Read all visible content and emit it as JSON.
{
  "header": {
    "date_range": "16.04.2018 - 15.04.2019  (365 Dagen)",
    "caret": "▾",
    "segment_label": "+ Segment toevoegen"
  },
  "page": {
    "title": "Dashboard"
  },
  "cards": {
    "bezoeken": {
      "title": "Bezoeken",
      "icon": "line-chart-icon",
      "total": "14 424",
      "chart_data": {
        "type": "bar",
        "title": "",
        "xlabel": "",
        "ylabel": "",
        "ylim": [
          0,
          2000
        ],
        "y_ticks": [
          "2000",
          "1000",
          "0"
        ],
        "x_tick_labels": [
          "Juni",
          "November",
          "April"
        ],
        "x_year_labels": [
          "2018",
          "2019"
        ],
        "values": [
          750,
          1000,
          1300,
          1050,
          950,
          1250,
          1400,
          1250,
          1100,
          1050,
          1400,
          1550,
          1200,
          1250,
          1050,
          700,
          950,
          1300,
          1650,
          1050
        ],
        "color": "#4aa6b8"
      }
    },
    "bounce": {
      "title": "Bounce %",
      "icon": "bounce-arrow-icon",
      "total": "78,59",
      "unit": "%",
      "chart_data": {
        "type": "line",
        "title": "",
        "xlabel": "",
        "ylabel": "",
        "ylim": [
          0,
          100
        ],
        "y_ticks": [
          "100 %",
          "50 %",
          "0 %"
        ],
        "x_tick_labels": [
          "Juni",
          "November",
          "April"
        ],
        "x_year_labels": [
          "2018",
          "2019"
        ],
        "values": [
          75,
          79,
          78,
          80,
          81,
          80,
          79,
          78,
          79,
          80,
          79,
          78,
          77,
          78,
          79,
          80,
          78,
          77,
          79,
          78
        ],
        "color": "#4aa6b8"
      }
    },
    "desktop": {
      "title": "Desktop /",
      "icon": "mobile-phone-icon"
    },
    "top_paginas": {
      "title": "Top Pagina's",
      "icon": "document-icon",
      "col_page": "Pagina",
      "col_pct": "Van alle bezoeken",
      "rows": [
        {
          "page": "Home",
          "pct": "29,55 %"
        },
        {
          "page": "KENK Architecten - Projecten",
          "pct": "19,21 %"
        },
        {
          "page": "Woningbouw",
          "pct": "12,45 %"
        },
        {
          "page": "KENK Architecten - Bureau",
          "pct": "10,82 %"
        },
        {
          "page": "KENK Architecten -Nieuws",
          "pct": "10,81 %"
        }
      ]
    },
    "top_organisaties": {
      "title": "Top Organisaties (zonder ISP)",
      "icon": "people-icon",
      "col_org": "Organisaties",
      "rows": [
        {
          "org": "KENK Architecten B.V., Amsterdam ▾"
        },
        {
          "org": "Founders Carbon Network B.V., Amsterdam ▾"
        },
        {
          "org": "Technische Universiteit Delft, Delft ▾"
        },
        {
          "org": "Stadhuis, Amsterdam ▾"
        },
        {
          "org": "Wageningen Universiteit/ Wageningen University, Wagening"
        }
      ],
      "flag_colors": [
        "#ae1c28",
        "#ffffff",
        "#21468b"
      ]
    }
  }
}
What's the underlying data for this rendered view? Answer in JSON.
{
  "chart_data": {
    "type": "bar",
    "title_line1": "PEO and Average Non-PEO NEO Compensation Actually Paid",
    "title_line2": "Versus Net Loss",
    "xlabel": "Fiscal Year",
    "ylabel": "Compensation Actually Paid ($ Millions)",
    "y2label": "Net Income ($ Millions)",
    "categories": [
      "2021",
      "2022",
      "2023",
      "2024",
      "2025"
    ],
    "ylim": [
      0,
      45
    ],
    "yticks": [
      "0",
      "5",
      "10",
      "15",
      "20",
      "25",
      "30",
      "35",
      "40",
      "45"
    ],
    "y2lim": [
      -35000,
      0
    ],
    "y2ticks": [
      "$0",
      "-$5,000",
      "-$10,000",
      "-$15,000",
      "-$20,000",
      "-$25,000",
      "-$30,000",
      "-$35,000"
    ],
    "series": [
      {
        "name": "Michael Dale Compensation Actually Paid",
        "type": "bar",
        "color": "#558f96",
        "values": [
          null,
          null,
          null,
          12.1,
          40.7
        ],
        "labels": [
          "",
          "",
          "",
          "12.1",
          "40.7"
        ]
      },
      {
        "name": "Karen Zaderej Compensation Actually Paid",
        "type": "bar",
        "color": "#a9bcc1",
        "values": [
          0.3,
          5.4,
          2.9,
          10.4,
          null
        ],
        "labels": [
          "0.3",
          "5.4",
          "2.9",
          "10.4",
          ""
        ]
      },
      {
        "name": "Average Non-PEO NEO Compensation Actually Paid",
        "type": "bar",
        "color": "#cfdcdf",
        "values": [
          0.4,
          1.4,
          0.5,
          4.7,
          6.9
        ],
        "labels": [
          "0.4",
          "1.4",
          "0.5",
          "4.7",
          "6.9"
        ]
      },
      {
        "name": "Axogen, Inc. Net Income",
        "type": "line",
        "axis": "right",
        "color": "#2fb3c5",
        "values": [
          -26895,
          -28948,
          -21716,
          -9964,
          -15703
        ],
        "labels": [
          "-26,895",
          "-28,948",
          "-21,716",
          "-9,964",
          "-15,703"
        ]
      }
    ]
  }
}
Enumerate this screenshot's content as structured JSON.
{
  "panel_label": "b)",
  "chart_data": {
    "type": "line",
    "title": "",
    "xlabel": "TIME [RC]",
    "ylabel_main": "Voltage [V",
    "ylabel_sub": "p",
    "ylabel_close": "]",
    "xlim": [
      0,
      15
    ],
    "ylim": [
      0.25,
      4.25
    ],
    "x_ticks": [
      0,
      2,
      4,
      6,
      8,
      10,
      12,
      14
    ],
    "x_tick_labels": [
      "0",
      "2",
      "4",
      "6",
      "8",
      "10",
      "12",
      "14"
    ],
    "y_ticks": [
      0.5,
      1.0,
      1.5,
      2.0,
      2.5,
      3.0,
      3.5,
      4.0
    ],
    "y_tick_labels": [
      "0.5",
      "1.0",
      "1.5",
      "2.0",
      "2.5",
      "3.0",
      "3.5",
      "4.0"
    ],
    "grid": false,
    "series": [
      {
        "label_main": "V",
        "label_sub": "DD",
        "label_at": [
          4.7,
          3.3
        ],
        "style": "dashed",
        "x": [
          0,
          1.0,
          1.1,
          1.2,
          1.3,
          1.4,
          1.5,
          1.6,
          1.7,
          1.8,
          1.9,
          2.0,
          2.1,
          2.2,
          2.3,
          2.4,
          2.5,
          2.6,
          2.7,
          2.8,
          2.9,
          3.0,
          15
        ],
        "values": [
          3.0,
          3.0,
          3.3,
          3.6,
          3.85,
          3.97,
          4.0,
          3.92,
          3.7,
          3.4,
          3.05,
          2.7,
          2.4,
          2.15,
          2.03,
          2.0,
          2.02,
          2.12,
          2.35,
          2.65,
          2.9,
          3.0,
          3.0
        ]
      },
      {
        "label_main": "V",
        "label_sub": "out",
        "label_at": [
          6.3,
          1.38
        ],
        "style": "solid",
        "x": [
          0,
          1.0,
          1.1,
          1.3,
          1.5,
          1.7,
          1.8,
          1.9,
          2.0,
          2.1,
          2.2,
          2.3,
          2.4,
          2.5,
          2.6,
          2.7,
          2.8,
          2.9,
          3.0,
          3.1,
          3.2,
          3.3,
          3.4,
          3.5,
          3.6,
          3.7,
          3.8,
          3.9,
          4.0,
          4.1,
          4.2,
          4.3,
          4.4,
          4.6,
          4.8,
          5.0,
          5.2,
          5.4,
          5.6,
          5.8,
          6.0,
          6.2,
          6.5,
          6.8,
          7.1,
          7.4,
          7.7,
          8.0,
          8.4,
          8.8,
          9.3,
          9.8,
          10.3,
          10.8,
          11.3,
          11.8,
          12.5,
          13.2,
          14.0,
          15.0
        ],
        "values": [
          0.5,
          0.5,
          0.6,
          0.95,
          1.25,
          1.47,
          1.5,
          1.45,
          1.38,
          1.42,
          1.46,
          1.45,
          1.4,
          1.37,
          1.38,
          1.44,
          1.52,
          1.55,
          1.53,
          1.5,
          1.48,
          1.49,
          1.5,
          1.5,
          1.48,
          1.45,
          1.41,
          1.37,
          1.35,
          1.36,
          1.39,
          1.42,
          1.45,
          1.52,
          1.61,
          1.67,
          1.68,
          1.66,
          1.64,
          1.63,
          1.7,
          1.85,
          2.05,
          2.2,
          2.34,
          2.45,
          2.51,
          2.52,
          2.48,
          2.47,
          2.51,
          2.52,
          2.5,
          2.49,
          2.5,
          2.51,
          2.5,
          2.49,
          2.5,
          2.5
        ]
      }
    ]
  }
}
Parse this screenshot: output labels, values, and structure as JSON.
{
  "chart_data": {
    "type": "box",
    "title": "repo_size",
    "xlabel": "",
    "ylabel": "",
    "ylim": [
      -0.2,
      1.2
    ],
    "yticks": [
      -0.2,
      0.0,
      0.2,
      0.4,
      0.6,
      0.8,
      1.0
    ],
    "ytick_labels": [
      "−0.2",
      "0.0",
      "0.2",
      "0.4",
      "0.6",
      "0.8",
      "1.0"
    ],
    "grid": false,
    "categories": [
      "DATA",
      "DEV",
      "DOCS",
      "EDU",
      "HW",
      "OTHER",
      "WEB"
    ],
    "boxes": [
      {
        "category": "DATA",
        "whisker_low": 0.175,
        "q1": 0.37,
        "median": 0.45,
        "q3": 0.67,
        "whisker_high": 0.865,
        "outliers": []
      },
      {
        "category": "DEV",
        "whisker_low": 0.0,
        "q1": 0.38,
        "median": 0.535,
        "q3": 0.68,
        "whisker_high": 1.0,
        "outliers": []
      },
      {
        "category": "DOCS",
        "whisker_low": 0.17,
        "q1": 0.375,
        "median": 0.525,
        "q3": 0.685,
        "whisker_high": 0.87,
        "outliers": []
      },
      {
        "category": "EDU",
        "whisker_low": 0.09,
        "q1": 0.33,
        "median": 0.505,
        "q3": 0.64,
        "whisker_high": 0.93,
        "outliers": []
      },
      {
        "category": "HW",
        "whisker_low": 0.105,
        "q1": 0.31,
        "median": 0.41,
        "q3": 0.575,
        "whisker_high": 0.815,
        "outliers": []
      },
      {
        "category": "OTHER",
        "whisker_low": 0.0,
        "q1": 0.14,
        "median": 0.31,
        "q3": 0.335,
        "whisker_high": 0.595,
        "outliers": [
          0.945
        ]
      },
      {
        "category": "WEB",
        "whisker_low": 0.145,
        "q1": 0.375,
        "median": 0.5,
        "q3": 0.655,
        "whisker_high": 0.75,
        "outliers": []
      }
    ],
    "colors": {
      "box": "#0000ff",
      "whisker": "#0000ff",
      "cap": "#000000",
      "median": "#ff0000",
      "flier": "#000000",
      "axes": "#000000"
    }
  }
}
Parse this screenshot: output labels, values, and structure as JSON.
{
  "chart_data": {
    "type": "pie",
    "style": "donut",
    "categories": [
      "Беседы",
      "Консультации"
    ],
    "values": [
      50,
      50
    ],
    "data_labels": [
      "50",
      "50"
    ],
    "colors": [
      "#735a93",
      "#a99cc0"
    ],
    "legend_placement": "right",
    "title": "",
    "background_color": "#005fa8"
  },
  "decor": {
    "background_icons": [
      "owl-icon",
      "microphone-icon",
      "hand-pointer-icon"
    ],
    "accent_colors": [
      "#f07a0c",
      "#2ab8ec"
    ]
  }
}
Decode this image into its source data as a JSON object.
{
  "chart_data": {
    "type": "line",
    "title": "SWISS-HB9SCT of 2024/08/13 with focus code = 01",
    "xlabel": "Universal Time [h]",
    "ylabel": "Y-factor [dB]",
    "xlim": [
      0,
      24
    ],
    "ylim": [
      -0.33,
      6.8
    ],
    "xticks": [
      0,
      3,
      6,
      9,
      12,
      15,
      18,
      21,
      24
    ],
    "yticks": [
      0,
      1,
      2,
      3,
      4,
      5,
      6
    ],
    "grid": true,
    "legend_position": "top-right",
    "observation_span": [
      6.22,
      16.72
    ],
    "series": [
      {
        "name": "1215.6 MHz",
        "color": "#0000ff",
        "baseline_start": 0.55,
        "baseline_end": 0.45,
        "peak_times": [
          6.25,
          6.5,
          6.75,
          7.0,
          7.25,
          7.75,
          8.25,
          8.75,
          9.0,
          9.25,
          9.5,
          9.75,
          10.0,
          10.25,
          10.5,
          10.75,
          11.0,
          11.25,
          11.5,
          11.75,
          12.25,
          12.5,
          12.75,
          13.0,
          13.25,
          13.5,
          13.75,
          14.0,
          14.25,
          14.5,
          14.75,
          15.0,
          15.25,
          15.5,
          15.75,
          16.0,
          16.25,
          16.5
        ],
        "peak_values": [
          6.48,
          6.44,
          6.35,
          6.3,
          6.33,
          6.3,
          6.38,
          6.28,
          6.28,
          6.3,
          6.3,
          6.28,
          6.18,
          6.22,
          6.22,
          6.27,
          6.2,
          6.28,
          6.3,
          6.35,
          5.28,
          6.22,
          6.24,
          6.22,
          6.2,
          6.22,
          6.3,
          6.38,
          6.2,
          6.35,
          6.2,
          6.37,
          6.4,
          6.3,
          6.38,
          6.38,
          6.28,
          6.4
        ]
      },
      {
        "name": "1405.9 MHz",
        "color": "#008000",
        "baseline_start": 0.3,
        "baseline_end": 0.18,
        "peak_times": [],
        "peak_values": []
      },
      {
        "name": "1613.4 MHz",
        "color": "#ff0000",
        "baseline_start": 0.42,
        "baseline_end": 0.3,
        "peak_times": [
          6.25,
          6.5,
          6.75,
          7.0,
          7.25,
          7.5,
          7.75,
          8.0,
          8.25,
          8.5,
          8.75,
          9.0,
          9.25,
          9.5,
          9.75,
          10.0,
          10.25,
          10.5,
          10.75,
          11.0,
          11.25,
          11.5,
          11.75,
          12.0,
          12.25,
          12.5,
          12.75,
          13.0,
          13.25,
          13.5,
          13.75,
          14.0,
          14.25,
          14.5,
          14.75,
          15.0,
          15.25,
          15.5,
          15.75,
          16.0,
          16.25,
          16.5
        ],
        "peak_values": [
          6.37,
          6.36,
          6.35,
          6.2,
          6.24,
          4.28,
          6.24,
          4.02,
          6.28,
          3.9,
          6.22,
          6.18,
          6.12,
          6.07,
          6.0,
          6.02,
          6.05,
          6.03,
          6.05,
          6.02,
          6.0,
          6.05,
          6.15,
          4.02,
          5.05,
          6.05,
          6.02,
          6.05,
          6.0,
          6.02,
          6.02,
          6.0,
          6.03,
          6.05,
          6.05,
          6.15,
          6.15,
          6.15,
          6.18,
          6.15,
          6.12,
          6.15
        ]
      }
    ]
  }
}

WHAT YOU WILL DO.
Working from the entries above, return all lines that contain "median".

EXERCISE ANSWER.
        "median": 0.45,
        "median": 0.535,
        "median": 0.525,
        "median": 0.505,
        "median": 0.41,
        "median": 0.31,
        "median": 0.5,
      "median": "#ff0000",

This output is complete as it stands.